SHORT PROBLEM:
Make an exact copy of the entries below with the pictures removed.
[Begin EXTRACTED DATA]
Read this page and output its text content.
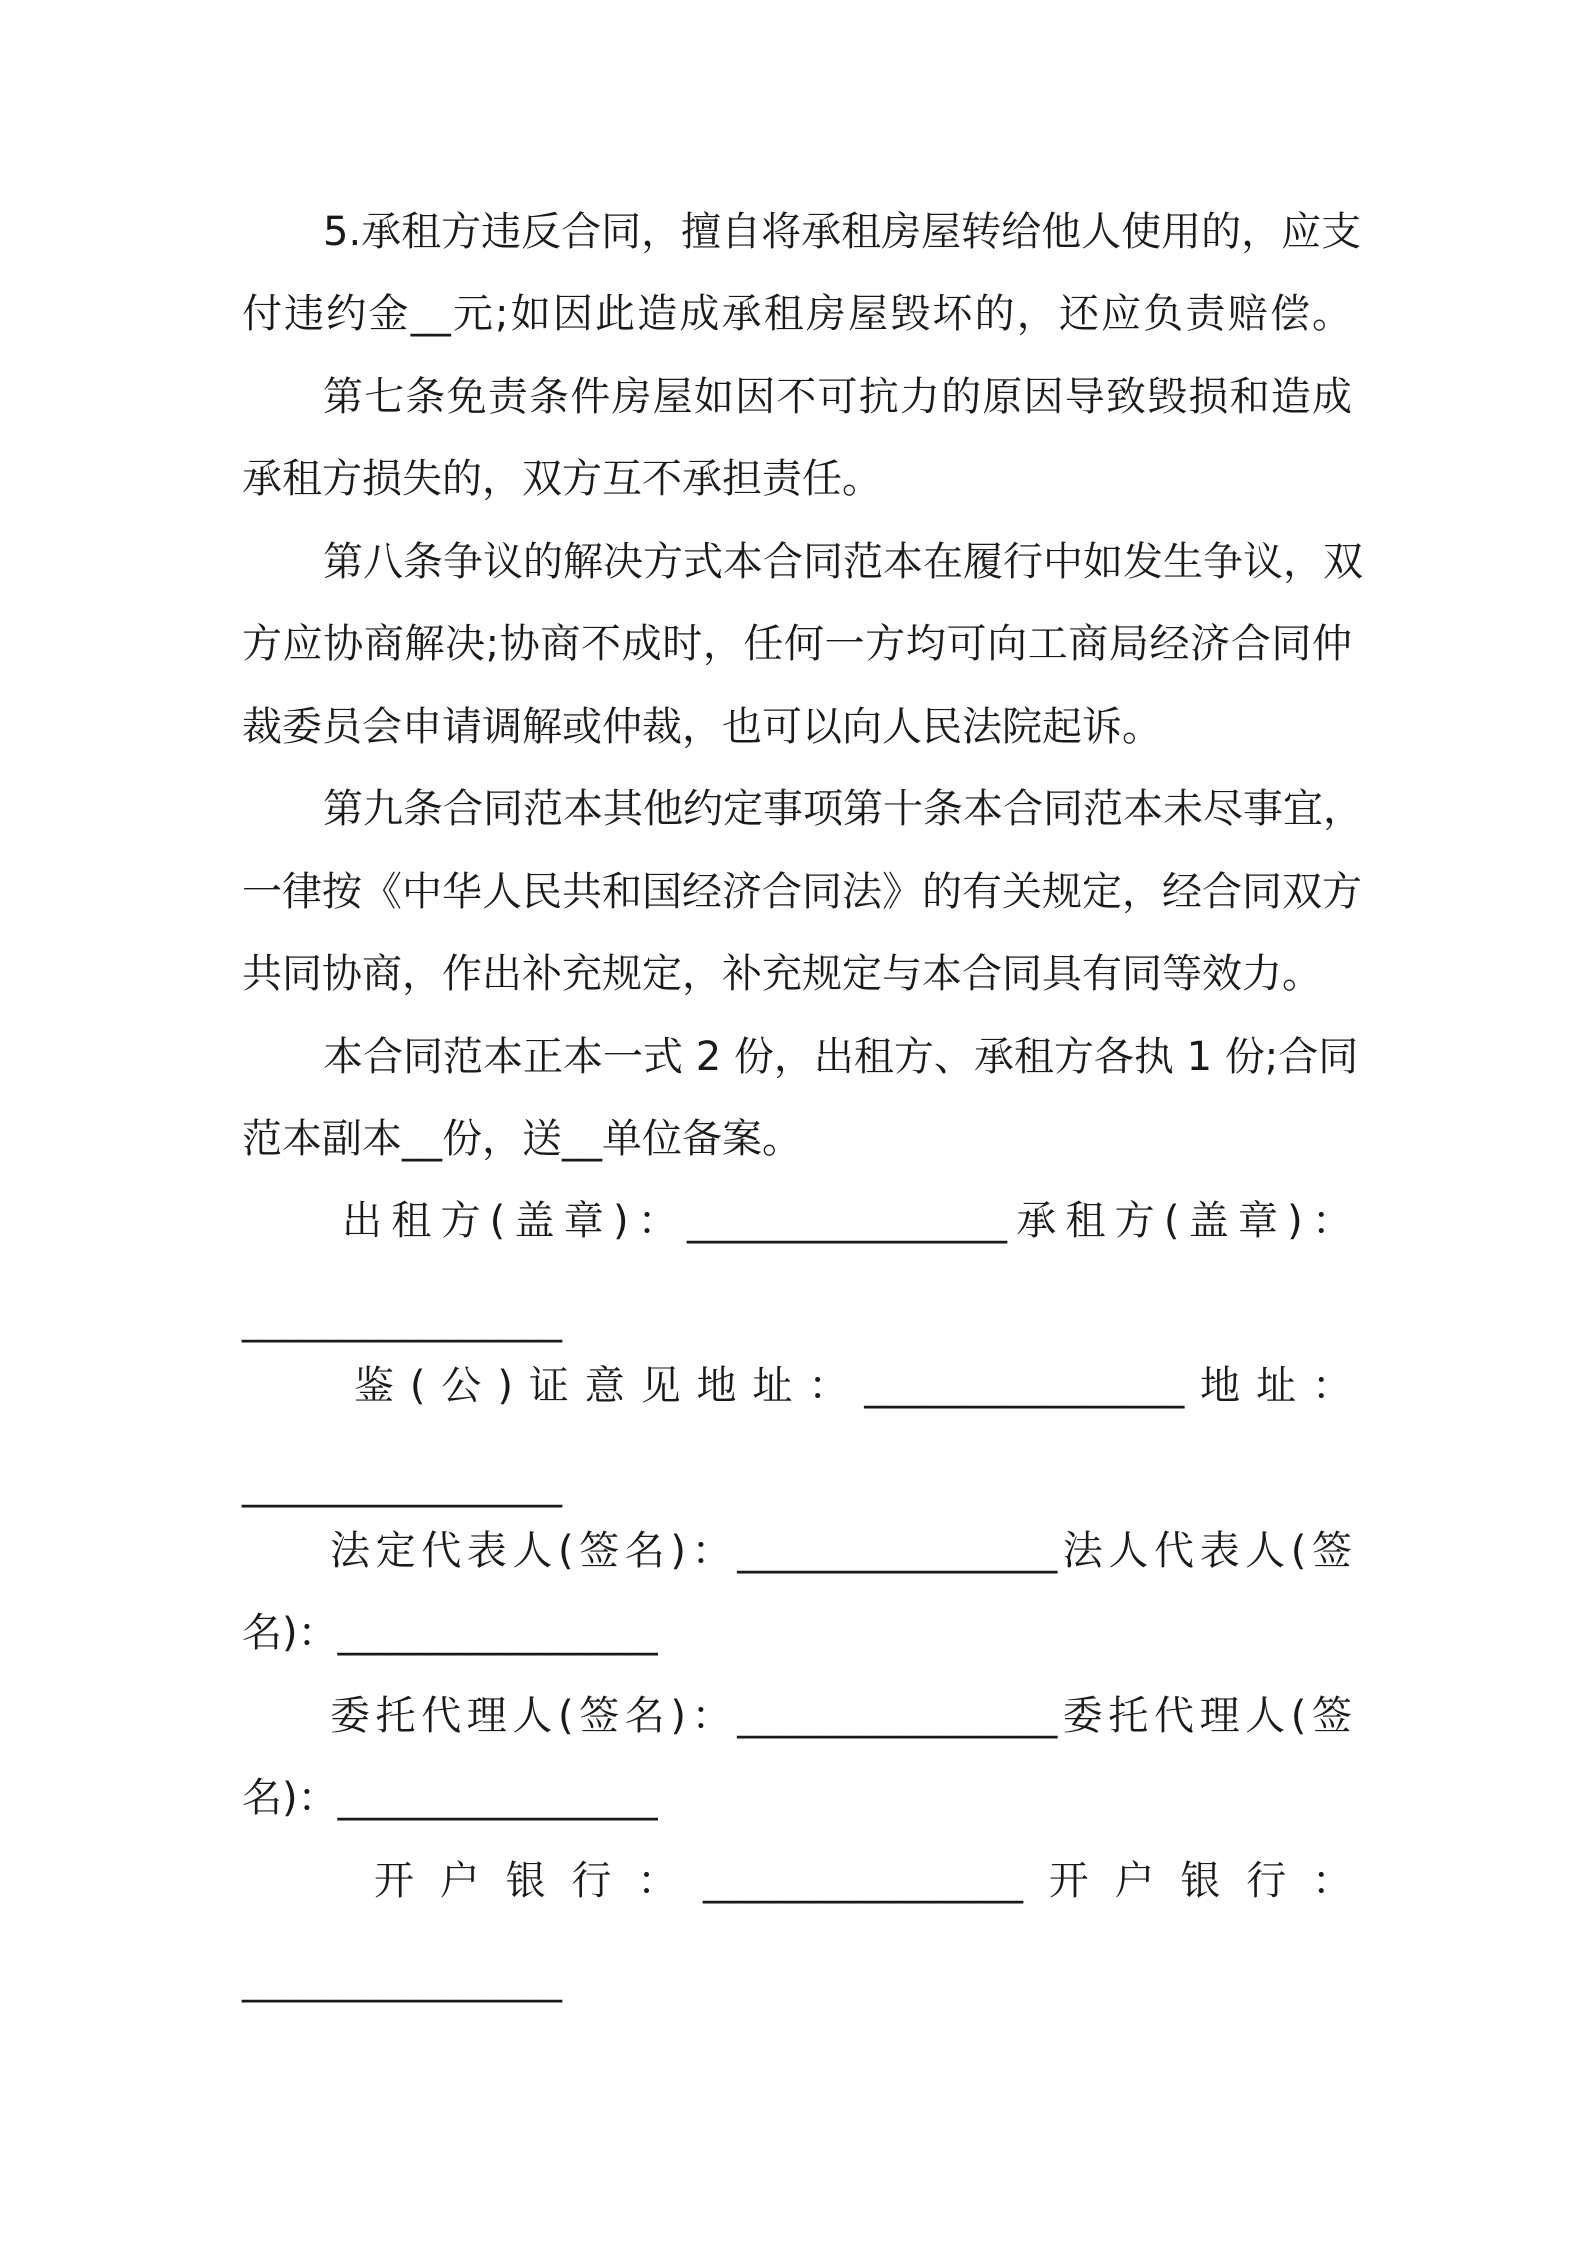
5.承租方违反合同，擅自将承租房屋转给他人使用的，应支
付违约金__元;如因此造成承租房屋毁坏的，还应负责赔偿。
第七条免责条件房屋如因不可抗力的原因导致毁损和造成
承租方损失的，双方互不承担责任。
第八条争议的解决方式本合同范本在履行中如发生争议，双
方应协商解决;协商不成时，任何一方均可向工商局经济合同仲
裁委员会申请调解或仲裁，也可以向人民法院起诉。
第九条合同范本其他约定事项第十条本合同范本未尽事宜，
一律按《中华人民共和国经济合同法》的有关规定，经合同双方
共同协商，作出补充规定，补充规定与本合同具有同等效力。
本合同范本正本一式 2 份，出租方、承租方各执 1 份;合同
范本副本__份，送__单位备案。
出租方(盖章)：________________承租方(盖章)：
________________
鉴(公)证意见地址：________________地址：
________________
法定代表人(签名)：________________法人代表人(签
名)：________________
委托代理人(签名)：________________委托代理人(签
名)：________________
开户银行：________________开户银行：
________________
[End EXTRACTED DATA]
ANSWER TO THIS TASK:
Read this page and output its text content.
5.承租方违反合同，擅自将承租房屋转给他人使用的，应支
付违约金__元;如因此造成承租房屋毁坏的，还应负责赔偿。
第七条免责条件房屋如因不可抗力的原因导致毁损和造成
承租方损失的，双方互不承担责任。
第八条争议的解决方式本合同范本在履行中如发生争议，双
方应协商解决;协商不成时，任何一方均可向工商局经济合同仲
裁委员会申请调解或仲裁，也可以向人民法院起诉。
第九条合同范本其他约定事项第十条本合同范本未尽事宜，
一律按《中华人民共和国经济合同法》的有关规定，经合同双方
共同协商，作出补充规定，补充规定与本合同具有同等效力。
本合同范本正本一式 2 份，出租方、承租方各执 1 份;合同
范本副本__份，送__单位备案。
出租方(盖章)：________________承租方(盖章)：
________________
鉴(公)证意见地址：________________地址：
________________
法定代表人(签名)：________________法人代表人(签
名)：________________
委托代理人(签名)：________________委托代理人(签
名)：________________
开户银行：________________开户银行：
________________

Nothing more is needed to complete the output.